Provided information Start Marker

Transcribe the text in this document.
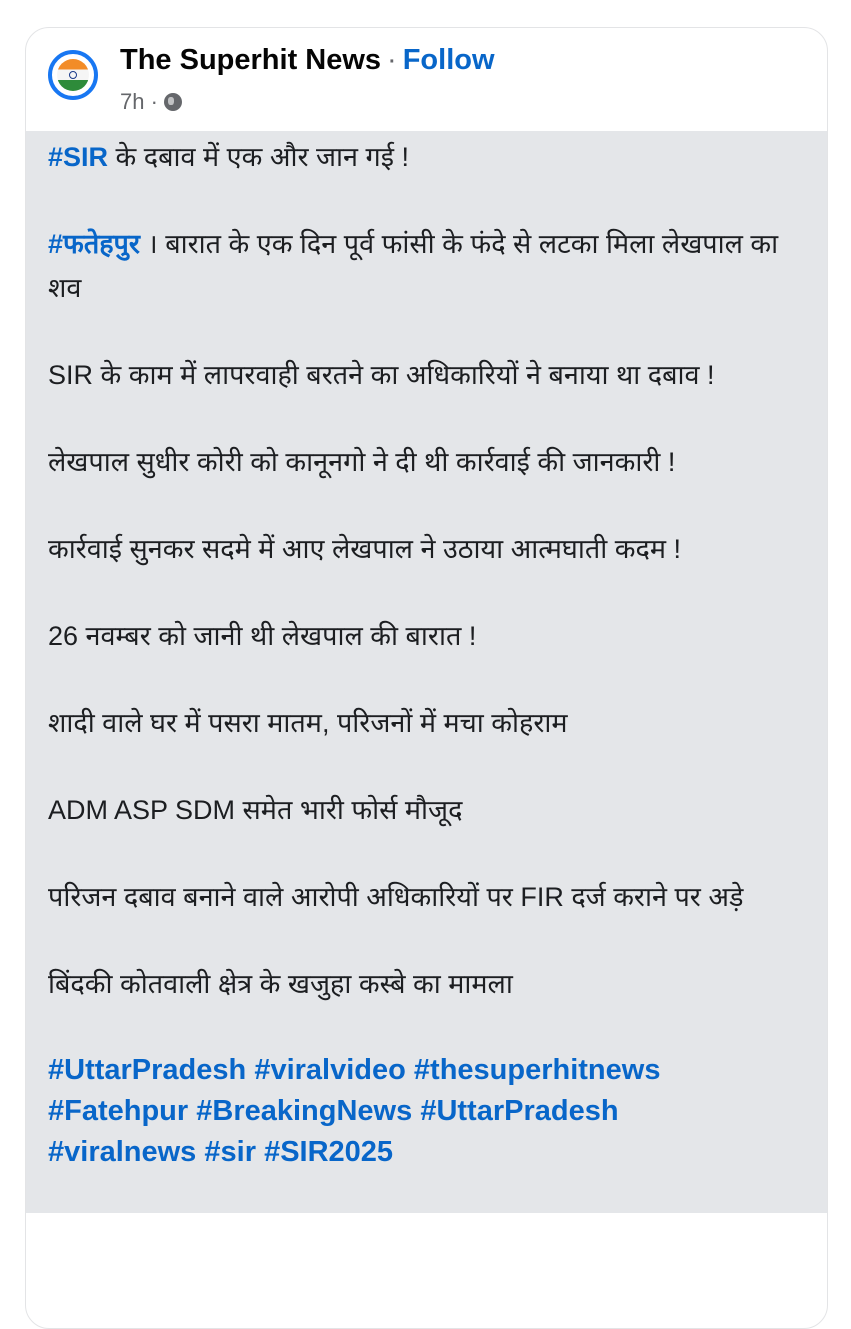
The Superhit News · Follow
7h ·

#SIR के दबाव में एक और जान गई !

#फतेहपुर । बारात के एक दिन पूर्व फांसी के फंदे से लटका मिला लेखपाल का शव

SIR के काम में लापरवाही बरतने का अधिकारियों ने बनाया था दबाव !

लेखपाल सुधीर कोरी को कानूनगो ने दी थी कार्रवाई की जानकारी !

कार्रवाई सुनकर सदमे में आए लेखपाल ने उठाया आत्मघाती कदम !

26 नवम्बर को जानी थी लेखपाल की बारात !

शादी वाले घर में पसरा मातम, परिजनों में मचा कोहराम

ADM ASP SDM समेत भारी फोर्स मौजूद

परिजन दबाव बनाने वाले आरोपी अधिकारियों पर FIR दर्ज कराने पर अड़े

बिंदकी कोतवाली क्षेत्र के खजुहा कस्बे का मामला

#UttarPradesh #viralvideo #thesuperhitnews
#Fatehpur #BreakingNews #UttarPradesh
#viralnews #sir #SIR2025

Provided information End Marker

In the entries above, find every line with the word "UttarPradesh" and list it.

» Answer for the task:
#UttarPradesh #viralvideo #thesuperhitnews
#Fatehpur #BreakingNews #UttarPradesh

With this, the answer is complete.